STATED GOAL - Out of the lines below, please list those that hold the string "ylabel".

(Extracted records)
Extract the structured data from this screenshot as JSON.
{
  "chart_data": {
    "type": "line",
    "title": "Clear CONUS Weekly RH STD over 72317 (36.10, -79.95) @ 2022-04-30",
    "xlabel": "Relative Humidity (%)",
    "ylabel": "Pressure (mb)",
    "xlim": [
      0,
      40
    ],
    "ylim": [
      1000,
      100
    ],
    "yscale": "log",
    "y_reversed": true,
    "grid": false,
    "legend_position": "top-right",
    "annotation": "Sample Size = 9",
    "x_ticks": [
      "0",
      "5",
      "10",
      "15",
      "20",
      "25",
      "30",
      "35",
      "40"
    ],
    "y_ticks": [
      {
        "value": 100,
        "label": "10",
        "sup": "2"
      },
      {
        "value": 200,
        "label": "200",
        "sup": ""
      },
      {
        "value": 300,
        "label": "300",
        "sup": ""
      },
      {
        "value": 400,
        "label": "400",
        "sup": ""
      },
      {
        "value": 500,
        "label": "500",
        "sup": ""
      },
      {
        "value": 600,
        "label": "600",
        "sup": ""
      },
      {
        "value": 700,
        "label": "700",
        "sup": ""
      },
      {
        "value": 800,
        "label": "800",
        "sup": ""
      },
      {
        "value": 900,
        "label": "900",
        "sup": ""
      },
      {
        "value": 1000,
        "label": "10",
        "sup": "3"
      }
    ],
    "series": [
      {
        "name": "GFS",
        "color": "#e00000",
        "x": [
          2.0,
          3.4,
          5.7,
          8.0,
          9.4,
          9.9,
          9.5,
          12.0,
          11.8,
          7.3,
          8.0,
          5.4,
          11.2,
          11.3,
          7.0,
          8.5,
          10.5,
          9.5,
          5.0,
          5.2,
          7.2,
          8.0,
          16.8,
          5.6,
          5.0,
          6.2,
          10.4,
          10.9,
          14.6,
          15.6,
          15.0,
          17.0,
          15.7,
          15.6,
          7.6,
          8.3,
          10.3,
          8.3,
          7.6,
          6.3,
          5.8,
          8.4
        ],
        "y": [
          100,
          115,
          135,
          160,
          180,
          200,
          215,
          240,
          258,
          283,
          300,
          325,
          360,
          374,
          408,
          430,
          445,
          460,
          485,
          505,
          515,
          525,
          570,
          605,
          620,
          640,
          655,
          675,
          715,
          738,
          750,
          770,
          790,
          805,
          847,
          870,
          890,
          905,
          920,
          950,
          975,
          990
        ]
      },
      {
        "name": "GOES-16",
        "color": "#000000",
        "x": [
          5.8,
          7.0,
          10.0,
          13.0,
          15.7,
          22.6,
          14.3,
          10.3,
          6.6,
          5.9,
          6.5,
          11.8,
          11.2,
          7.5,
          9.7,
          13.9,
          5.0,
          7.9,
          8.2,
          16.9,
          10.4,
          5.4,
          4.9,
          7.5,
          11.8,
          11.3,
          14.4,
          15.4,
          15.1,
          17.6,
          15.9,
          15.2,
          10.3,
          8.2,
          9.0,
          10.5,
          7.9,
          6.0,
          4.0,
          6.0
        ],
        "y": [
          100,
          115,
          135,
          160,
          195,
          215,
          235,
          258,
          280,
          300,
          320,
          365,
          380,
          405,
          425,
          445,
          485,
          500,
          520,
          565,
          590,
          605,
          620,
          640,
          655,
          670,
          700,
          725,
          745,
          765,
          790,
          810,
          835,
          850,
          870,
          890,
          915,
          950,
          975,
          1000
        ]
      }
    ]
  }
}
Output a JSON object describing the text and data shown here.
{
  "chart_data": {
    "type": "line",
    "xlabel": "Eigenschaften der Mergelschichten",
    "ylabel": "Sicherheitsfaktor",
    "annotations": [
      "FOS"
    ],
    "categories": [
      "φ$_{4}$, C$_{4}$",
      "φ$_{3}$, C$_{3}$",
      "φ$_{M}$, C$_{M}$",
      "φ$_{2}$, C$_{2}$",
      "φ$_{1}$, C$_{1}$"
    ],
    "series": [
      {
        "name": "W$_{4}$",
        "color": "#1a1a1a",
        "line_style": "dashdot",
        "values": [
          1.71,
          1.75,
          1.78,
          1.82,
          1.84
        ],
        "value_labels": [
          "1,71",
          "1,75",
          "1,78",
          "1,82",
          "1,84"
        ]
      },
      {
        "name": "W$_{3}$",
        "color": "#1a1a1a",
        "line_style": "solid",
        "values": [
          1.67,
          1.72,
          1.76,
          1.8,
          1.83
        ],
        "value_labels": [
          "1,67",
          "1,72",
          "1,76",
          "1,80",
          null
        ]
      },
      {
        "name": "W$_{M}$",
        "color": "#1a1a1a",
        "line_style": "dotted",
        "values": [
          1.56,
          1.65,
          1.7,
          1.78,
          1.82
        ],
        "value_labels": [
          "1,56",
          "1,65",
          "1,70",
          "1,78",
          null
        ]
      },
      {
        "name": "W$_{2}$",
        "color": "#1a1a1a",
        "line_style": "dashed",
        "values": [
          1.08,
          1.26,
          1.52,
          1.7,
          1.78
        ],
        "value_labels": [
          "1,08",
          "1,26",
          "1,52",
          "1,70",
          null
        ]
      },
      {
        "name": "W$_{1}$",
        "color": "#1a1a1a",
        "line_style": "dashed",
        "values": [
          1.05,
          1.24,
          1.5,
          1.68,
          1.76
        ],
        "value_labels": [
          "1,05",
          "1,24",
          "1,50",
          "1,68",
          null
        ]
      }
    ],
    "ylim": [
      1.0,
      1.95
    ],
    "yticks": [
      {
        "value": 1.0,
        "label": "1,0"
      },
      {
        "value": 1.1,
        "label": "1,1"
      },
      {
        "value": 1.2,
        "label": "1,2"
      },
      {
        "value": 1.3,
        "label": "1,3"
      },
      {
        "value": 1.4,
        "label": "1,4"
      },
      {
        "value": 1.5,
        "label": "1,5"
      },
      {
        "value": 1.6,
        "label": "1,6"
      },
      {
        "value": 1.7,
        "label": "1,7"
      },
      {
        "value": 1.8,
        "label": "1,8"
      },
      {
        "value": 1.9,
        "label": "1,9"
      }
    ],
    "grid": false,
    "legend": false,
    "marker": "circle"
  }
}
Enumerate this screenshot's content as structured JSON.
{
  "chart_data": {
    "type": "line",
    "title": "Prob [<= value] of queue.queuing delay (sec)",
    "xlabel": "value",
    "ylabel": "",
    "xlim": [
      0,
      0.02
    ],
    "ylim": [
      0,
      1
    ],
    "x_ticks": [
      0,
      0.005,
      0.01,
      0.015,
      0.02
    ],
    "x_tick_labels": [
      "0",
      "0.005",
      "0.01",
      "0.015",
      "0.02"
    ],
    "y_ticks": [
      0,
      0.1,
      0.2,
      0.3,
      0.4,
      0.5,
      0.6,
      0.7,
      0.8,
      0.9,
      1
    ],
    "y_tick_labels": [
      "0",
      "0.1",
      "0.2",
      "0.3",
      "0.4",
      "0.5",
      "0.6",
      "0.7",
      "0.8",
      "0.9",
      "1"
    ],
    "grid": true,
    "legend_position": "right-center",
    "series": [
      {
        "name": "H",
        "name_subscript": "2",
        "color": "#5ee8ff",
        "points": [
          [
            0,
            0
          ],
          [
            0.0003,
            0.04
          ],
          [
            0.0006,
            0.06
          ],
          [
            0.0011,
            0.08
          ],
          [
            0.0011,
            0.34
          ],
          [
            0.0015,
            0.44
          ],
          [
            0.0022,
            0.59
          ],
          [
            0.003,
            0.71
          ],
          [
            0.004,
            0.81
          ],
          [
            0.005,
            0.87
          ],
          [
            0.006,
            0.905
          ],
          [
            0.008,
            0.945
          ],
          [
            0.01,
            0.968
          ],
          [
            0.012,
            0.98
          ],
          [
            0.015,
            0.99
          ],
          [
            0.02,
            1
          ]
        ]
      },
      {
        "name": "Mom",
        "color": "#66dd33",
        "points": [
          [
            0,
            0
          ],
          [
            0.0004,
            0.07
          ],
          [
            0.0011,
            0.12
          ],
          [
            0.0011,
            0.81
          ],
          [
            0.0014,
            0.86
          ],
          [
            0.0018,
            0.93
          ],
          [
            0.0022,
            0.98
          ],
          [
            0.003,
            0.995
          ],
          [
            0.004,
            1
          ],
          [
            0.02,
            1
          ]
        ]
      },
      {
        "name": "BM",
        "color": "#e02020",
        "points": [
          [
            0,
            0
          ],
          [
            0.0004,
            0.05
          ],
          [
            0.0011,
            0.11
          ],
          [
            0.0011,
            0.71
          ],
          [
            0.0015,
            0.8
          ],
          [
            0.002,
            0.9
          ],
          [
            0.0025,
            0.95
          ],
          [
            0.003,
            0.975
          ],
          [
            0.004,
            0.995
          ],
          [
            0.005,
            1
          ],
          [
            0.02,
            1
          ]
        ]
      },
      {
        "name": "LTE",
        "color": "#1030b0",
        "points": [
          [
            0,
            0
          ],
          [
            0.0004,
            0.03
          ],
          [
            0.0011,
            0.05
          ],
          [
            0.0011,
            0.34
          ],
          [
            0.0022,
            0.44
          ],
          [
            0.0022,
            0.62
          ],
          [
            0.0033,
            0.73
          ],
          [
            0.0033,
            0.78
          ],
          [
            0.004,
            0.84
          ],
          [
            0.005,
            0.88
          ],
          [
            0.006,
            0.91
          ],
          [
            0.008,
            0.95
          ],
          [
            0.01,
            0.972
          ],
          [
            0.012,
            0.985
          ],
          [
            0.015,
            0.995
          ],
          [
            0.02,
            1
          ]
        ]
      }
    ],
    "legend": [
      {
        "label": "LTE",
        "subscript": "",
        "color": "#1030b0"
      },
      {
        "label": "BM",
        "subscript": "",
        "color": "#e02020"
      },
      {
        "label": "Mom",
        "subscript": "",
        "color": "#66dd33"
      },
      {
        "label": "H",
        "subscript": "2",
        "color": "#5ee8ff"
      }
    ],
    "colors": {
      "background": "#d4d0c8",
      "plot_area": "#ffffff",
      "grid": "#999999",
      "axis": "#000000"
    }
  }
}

ANSWER TO THIS EXERCISE -
    "ylabel": "Pressure (mb)",
    "ylabel": "Sicherheitsfaktor",
    "ylabel": "",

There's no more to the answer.